---------- DATASET EXTRACT ----------

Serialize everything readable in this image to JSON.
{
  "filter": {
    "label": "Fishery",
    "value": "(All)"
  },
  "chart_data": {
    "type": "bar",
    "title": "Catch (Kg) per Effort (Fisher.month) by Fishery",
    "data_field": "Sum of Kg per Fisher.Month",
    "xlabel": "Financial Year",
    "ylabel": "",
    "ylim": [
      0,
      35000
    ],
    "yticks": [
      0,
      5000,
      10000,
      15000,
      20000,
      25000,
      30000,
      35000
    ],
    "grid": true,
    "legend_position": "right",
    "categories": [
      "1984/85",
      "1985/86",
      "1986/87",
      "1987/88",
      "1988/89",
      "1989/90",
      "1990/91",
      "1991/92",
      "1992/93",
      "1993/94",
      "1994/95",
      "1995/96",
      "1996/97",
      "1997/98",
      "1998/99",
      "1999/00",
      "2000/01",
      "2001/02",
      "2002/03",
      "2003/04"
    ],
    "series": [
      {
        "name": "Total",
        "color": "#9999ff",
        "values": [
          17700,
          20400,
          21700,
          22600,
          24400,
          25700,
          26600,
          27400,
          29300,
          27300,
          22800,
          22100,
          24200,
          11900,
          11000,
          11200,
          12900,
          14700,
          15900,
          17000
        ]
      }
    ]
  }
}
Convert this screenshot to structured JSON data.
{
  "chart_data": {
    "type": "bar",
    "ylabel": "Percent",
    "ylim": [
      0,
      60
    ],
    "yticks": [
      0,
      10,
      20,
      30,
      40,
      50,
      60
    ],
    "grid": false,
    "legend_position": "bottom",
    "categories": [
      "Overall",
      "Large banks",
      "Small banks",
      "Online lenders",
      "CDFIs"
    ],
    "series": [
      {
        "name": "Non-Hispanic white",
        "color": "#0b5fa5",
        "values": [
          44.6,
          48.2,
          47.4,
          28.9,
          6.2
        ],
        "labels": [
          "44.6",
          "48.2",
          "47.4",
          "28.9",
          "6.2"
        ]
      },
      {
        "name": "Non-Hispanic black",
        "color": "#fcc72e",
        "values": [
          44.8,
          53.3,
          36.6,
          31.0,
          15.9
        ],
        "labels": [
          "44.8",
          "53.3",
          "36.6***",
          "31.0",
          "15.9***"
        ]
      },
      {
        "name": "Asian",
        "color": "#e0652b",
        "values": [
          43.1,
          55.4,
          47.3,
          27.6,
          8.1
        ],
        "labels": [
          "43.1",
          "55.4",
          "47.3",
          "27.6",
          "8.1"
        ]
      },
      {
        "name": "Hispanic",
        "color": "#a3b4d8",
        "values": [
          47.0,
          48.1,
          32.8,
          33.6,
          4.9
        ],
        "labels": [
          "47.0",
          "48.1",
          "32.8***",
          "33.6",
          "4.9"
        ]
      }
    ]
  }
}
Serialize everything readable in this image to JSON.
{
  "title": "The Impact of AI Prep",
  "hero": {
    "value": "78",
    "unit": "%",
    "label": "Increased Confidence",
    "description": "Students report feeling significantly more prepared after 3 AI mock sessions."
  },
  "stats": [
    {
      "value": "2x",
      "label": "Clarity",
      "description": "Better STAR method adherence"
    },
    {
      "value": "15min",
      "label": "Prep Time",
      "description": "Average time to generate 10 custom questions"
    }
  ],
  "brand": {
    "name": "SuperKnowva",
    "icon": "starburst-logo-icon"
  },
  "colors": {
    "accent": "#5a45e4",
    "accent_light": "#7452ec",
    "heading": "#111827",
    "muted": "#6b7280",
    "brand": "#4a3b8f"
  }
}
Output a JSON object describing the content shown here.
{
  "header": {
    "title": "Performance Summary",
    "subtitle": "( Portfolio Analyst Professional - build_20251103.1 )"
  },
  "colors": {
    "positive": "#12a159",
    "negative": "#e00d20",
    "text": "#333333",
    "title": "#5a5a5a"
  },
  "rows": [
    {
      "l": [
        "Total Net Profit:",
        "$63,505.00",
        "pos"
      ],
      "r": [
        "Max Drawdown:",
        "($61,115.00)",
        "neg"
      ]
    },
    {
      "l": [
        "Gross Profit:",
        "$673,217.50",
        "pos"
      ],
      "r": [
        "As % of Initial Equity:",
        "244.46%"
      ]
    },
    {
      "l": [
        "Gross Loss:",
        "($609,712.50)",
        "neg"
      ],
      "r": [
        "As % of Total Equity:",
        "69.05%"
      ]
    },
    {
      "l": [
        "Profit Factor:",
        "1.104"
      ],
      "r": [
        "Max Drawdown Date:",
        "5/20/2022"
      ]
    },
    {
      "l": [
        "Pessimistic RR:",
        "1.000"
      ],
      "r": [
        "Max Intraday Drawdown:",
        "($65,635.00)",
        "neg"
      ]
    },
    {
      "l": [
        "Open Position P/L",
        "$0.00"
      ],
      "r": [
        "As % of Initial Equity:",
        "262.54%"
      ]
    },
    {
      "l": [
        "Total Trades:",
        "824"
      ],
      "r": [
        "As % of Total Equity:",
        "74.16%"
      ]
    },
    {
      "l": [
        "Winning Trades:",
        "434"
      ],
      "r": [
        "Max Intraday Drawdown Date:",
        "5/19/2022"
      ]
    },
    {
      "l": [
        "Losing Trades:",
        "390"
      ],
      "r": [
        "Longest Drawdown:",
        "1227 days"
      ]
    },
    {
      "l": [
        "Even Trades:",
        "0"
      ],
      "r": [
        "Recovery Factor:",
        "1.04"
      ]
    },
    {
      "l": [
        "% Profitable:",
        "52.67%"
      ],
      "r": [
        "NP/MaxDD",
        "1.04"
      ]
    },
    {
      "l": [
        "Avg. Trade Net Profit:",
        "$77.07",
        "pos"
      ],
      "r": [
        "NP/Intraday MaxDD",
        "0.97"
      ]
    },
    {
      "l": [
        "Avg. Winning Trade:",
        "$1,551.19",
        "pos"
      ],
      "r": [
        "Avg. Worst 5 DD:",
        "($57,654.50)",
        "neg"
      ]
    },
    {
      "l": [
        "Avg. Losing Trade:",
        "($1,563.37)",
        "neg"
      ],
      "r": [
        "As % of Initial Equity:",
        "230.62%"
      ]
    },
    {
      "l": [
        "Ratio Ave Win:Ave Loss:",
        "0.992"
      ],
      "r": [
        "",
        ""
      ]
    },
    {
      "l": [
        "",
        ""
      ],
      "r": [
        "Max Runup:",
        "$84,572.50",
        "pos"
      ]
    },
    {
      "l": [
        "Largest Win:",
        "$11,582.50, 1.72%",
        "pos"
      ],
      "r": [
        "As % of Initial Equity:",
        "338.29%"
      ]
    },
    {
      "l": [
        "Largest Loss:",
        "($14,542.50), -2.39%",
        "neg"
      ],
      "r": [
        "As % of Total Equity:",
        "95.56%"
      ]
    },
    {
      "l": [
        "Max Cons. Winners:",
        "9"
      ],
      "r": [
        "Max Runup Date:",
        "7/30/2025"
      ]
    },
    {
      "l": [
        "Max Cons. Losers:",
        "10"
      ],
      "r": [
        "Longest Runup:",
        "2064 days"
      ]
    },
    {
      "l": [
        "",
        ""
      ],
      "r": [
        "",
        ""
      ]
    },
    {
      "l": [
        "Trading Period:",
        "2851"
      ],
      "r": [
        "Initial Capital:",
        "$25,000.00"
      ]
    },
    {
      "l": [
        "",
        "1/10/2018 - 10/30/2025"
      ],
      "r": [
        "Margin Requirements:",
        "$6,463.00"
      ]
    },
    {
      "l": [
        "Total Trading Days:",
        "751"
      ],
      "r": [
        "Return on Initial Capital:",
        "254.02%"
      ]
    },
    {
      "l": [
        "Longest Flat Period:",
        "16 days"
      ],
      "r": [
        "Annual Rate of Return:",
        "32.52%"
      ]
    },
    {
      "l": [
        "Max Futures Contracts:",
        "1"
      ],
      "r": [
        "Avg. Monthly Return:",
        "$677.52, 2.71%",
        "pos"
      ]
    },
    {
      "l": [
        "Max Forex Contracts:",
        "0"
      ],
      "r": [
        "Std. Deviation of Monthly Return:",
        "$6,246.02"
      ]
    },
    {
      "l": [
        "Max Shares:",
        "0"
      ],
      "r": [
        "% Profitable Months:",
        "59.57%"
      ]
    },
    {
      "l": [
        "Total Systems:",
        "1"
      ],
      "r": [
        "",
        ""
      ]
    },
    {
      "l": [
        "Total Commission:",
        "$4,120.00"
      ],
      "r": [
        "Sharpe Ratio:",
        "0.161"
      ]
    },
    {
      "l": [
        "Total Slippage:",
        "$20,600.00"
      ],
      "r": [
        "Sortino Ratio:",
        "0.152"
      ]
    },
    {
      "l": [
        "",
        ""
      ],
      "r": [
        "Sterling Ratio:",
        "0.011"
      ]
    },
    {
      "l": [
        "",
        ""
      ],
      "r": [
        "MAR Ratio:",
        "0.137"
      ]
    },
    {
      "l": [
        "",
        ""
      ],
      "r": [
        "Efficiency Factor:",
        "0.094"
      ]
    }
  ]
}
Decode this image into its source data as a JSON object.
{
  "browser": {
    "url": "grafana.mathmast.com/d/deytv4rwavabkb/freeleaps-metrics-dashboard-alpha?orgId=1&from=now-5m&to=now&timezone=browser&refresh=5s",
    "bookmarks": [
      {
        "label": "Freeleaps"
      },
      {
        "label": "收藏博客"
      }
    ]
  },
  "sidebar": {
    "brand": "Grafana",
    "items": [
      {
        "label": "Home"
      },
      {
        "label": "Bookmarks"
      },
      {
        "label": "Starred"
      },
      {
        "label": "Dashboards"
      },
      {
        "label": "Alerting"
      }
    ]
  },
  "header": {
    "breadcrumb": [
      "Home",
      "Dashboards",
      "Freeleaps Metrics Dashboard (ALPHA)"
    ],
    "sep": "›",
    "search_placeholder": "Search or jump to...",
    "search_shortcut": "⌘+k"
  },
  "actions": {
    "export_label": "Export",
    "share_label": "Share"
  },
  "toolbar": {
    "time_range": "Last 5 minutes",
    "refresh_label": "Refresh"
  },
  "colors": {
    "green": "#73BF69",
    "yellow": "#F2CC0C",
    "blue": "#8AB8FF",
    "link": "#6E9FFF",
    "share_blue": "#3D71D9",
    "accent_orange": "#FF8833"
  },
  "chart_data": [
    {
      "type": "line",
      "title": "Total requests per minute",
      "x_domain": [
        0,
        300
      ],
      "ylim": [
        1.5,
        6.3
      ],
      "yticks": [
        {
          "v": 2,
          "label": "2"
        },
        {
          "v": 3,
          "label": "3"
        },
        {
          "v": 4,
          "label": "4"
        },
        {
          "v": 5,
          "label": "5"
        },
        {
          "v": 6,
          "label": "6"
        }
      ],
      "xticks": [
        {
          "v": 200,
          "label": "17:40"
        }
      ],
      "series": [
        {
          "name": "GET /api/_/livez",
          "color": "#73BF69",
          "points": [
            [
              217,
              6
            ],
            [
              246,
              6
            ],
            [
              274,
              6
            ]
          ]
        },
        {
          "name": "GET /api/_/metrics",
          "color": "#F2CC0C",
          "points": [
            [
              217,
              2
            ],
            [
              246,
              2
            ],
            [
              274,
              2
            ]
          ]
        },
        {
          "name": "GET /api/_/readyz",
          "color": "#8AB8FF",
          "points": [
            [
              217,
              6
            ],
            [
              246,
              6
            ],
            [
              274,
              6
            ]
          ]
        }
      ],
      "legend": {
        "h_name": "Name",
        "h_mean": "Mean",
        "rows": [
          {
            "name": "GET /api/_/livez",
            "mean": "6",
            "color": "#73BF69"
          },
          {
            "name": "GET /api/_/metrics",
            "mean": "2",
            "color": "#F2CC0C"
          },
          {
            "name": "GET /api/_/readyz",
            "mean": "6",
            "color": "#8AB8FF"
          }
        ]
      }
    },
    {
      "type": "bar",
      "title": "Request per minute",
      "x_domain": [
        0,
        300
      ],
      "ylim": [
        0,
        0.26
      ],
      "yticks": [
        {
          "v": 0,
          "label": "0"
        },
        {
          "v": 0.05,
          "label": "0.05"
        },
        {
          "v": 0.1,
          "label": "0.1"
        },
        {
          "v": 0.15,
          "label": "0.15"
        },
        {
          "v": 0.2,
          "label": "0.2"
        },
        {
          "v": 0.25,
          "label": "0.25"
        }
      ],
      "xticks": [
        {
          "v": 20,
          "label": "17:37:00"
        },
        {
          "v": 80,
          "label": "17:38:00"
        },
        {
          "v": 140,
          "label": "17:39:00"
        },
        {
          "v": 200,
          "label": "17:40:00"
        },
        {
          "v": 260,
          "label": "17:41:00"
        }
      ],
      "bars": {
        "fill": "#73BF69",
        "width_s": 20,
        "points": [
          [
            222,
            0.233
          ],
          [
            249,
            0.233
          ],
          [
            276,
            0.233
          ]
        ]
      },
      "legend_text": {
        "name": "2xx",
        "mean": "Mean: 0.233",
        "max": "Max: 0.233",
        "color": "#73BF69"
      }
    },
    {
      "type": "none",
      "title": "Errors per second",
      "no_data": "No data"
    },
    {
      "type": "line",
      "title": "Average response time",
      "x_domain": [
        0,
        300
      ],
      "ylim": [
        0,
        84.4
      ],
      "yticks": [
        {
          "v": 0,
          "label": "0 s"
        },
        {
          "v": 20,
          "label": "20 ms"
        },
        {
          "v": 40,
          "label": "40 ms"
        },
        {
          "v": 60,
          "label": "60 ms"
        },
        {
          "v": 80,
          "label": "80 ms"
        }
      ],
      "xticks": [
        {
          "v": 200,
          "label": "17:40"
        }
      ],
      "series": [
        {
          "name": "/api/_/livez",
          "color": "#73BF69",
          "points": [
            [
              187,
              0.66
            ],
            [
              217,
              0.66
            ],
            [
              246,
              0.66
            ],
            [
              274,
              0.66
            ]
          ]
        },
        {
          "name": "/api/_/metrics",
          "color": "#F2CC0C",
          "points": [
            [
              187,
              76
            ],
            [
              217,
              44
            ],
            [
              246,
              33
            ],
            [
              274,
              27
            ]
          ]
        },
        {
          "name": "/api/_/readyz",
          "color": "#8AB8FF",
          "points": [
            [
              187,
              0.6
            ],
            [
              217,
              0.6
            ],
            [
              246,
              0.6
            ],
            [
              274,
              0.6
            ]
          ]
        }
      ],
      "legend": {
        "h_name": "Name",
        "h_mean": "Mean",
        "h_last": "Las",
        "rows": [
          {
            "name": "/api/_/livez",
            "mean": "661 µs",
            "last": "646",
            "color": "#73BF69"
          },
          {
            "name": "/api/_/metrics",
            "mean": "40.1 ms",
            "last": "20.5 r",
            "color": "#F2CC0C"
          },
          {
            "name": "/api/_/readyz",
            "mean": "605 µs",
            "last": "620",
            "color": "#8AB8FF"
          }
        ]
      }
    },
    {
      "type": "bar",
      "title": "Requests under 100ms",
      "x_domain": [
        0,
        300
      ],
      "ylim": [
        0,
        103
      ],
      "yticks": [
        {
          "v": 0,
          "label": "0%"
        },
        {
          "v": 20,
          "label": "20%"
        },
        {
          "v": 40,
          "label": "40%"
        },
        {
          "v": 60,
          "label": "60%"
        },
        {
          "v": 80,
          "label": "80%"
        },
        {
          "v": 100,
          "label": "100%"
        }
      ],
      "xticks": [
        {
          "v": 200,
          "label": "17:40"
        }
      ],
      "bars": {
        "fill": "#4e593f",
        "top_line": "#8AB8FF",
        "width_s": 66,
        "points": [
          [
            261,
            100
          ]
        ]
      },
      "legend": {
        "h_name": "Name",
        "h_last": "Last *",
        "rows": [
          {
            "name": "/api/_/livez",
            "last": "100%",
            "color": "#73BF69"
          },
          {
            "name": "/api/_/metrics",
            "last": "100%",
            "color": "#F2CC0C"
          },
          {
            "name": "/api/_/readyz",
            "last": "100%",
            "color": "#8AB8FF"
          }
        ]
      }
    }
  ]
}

----------

• _WORK INSTRUCTIONS_
Gather from the entries above all lines that include the string "Hispanic".

• _EXERCISE RESULT_
        "name": "Non-Hispanic white",
        "name": "Non-Hispanic black",
        "name": "Hispanic",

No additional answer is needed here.